> _Set problem_:
Scan the material for the word "العقلية", and copy each line where it shows up.

Stored records
....

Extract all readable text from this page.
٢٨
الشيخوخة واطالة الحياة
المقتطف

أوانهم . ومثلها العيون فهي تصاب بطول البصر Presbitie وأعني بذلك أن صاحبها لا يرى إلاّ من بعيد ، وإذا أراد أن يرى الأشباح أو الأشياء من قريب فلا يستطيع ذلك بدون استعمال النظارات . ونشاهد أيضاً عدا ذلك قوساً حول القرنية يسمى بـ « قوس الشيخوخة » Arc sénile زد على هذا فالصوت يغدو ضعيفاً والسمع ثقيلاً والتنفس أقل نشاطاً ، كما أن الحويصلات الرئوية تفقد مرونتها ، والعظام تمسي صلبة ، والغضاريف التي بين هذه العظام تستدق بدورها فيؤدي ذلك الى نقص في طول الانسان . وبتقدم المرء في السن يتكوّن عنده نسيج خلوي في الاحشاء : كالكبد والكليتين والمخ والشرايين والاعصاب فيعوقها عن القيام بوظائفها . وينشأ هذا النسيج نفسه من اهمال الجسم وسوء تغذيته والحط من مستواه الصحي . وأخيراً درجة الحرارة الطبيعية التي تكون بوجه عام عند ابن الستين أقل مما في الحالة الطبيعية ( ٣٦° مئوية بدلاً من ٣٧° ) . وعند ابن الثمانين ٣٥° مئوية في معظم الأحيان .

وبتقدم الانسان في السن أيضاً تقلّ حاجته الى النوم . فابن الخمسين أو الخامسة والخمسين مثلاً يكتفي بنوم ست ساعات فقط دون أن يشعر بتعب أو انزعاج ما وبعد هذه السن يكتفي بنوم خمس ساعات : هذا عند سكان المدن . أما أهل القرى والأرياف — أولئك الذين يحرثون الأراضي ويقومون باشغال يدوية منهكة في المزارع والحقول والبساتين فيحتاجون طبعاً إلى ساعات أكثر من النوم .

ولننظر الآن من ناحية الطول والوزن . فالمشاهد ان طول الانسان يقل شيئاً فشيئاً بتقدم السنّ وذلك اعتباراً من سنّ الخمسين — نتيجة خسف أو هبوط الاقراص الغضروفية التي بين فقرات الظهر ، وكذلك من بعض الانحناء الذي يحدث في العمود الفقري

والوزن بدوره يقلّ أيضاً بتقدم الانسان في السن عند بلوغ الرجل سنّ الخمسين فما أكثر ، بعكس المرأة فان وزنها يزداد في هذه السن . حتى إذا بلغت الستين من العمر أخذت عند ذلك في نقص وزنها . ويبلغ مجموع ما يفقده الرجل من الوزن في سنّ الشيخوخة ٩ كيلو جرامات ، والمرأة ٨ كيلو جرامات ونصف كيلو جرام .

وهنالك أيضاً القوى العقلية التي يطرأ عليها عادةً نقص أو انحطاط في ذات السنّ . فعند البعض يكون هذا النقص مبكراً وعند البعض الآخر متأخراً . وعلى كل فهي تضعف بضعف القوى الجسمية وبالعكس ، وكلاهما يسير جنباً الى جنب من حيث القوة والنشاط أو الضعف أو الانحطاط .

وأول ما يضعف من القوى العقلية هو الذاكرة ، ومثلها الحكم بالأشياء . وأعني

....

> _Response to this exercise_:
وهنالك أيضاً القوى العقلية التي يطرأ عليها عادةً نقص أو انحطاط في ذات السنّ . فعند البعض يكون هذا النقص مبكراً وعند البعض الآخر متأخراً . وعلى كل فهي تضعف بضعف القوى الجسمية وبالعكس ، وكلاهما يسير جنباً الى جنب من حيث القوة والنشاط أو الضعف أو الانحطاط .
وأول ما يضعف من القوى العقلية هو الذاكرة ، ومثلها الحكم بالأشياء . وأعني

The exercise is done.